* [WHAT IS ASKED]: Extract the part of the records below that opens with the line containing "x-tick-label: 72: [477, 555, 487, 564]" and closes with the line containing "y-tick-label: 0.5: [362, 82, 371, 95]", copying each line unchanged.

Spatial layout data
[BEGIN]
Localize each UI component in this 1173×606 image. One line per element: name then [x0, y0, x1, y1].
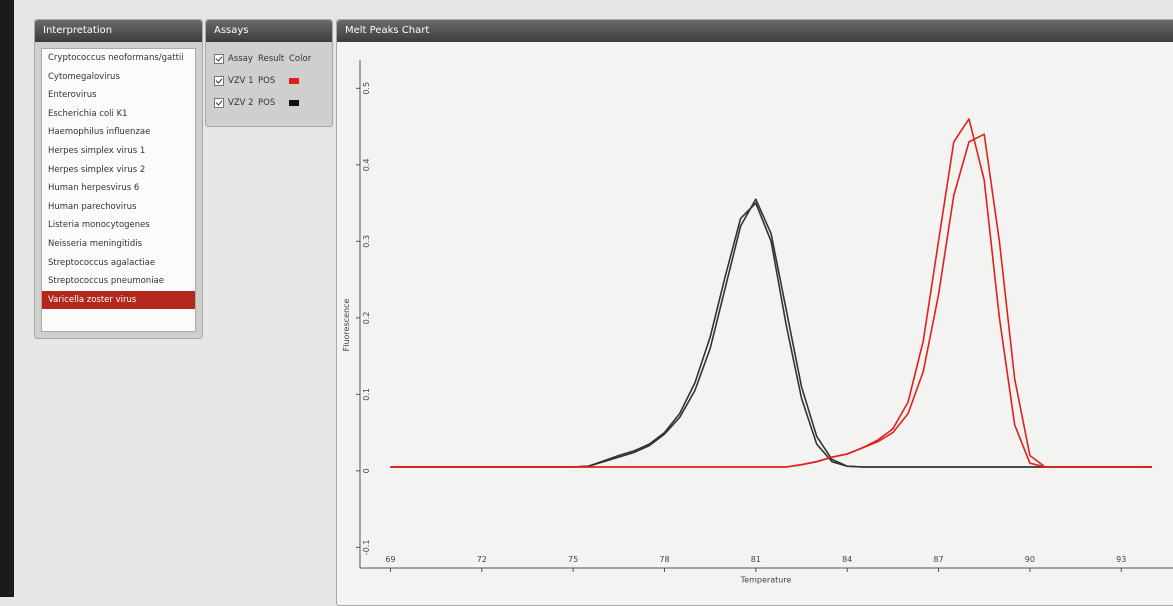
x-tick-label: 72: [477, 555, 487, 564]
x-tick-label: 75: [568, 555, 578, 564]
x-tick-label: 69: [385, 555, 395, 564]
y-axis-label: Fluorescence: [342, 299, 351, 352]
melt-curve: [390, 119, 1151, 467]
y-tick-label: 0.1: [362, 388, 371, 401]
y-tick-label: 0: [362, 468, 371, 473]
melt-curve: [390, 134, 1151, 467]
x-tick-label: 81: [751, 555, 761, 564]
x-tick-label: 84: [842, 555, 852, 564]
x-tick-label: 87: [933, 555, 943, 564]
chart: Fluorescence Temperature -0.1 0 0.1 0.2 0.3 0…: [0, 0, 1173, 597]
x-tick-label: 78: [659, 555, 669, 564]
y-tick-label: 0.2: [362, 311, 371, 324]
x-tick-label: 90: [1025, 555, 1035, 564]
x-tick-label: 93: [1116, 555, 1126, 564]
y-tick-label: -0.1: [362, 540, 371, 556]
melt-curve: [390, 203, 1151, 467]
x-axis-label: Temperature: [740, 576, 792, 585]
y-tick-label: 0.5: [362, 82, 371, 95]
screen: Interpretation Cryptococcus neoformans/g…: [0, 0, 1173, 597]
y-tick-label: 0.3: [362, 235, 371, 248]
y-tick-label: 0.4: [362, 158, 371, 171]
[END]
* [TASK RESULT]:
x-tick-label: 72: [477, 555, 487, 564]
x-tick-label: 75: [568, 555, 578, 564]
x-tick-label: 69: [385, 555, 395, 564]
y-axis-label: Fluorescence: [342, 299, 351, 352]
melt-curve: [390, 119, 1151, 467]
y-tick-label: 0.1: [362, 388, 371, 401]
y-tick-label: 0: [362, 468, 371, 473]
melt-curve: [390, 134, 1151, 467]
x-tick-label: 81: [751, 555, 761, 564]
x-tick-label: 84: [842, 555, 852, 564]
x-tick-label: 87: [933, 555, 943, 564]
chart: Fluorescence Temperature -0.1 0 0.1 0.2 0.3 0…: [0, 0, 1173, 597]
x-tick-label: 78: [659, 555, 669, 564]
y-tick-label: 0.2: [362, 311, 371, 324]
x-tick-label: 90: [1025, 555, 1035, 564]
x-tick-label: 93: [1116, 555, 1126, 564]
y-tick-label: -0.1: [362, 540, 371, 556]
melt-curve: [390, 203, 1151, 467]
x-axis-label: Temperature: [740, 576, 792, 585]
y-tick-label: 0.5: [362, 82, 371, 95]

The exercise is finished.